··· Data excerpts

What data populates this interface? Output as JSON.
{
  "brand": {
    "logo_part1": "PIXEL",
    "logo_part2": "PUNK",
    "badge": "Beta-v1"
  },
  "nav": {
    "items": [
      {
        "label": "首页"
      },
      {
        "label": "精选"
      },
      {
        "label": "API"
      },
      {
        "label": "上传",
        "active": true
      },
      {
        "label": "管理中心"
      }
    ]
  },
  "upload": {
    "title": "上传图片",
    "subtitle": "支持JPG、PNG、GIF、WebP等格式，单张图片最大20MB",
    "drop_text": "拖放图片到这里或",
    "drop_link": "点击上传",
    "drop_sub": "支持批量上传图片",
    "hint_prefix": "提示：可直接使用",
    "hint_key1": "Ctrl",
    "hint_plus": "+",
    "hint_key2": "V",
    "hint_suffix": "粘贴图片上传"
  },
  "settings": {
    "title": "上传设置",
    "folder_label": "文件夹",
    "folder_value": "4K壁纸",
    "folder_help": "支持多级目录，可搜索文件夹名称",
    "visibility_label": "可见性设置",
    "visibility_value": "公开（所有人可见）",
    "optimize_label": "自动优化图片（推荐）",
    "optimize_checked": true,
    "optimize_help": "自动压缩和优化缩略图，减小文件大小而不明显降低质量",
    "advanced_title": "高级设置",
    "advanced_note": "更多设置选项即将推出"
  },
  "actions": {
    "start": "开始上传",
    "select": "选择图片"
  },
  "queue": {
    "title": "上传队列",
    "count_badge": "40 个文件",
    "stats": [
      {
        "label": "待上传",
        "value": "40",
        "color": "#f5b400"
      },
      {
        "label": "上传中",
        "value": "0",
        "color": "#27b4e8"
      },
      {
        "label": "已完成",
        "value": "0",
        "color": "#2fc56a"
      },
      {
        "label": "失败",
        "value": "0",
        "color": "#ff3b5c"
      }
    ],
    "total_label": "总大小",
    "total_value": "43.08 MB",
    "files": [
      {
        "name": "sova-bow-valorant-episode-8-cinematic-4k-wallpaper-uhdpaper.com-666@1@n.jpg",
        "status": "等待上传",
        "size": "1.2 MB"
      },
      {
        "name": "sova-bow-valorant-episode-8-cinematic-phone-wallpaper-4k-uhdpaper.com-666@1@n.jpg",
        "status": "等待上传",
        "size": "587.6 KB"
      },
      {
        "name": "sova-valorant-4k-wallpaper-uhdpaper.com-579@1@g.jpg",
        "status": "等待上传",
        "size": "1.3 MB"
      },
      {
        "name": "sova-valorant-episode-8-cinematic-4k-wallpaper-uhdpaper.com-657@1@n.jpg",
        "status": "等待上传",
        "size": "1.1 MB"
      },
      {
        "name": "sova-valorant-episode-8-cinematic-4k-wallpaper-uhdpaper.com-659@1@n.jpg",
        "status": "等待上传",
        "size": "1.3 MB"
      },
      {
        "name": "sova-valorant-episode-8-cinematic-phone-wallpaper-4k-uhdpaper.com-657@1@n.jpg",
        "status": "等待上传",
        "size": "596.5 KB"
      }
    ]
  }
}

······

### Task details
Reproduce the records above exactly.

### Answer for this exercise
What data populates this interface? Output as JSON.
{
  "brand": {
    "logo_part1": "PIXEL",
    "logo_part2": "PUNK",
    "badge": "Beta-v1"
  },
  "nav": {
    "items": [
      {
        "label": "首页"
      },
      {
        "label": "精选"
      },
      {
        "label": "API"
      },
      {
        "label": "上传",
        "active": true
      },
      {
        "label": "管理中心"
      }
    ]
  },
  "upload": {
    "title": "上传图片",
    "subtitle": "支持JPG、PNG、GIF、WebP等格式，单张图片最大20MB",
    "drop_text": "拖放图片到这里或",
    "drop_link": "点击上传",
    "drop_sub": "支持批量上传图片",
    "hint_prefix": "提示：可直接使用",
    "hint_key1": "Ctrl",
    "hint_plus": "+",
    "hint_key2": "V",
    "hint_suffix": "粘贴图片上传"
  },
  "settings": {
    "title": "上传设置",
    "folder_label": "文件夹",
    "folder_value": "4K壁纸",
    "folder_help": "支持多级目录，可搜索文件夹名称",
    "visibility_label": "可见性设置",
    "visibility_value": "公开（所有人可见）",
    "optimize_label": "自动优化图片（推荐）",
    "optimize_checked": true,
    "optimize_help": "自动压缩和优化缩略图，减小文件大小而不明显降低质量",
    "advanced_title": "高级设置",
    "advanced_note": "更多设置选项即将推出"
  },
  "actions": {
    "start": "开始上传",
    "select": "选择图片"
  },
  "queue": {
    "title": "上传队列",
    "count_badge": "40 个文件",
    "stats": [
      {
        "label": "待上传",
        "value": "40",
        "color": "#f5b400"
      },
      {
        "label": "上传中",
        "value": "0",
        "color": "#27b4e8"
      },
      {
        "label": "已完成",
        "value": "0",
        "color": "#2fc56a"
      },
      {
        "label": "失败",
        "value": "0",
        "color": "#ff3b5c"
      }
    ],
    "total_label": "总大小",
    "total_value": "43.08 MB",
    "files": [
      {
        "name": "sova-bow-valorant-episode-8-cinematic-4k-wallpaper-uhdpaper.com-666@1@n.jpg",
        "status": "等待上传",
        "size": "1.2 MB"
      },
      {
        "name": "sova-bow-valorant-episode-8-cinematic-phone-wallpaper-4k-uhdpaper.com-666@1@n.jpg",
        "status": "等待上传",
        "size": "587.6 KB"
      },
      {
        "name": "sova-valorant-4k-wallpaper-uhdpaper.com-579@1@g.jpg",
        "status": "等待上传",
        "size": "1.3 MB"
      },
      {
        "name": "sova-valorant-episode-8-cinematic-4k-wallpaper-uhdpaper.com-657@1@n.jpg",
        "status": "等待上传",
        "size": "1.1 MB"
      },
      {
        "name": "sova-valorant-episode-8-cinematic-4k-wallpaper-uhdpaper.com-659@1@n.jpg",
        "status": "等待上传",
        "size": "1.3 MB"
      },
      {
        "name": "sova-valorant-episode-8-cinematic-phone-wallpaper-4k-uhdpaper.com-657@1@n.jpg",
        "status": "等待上传",
        "size": "596.5 KB"
      }
    ]
  }
}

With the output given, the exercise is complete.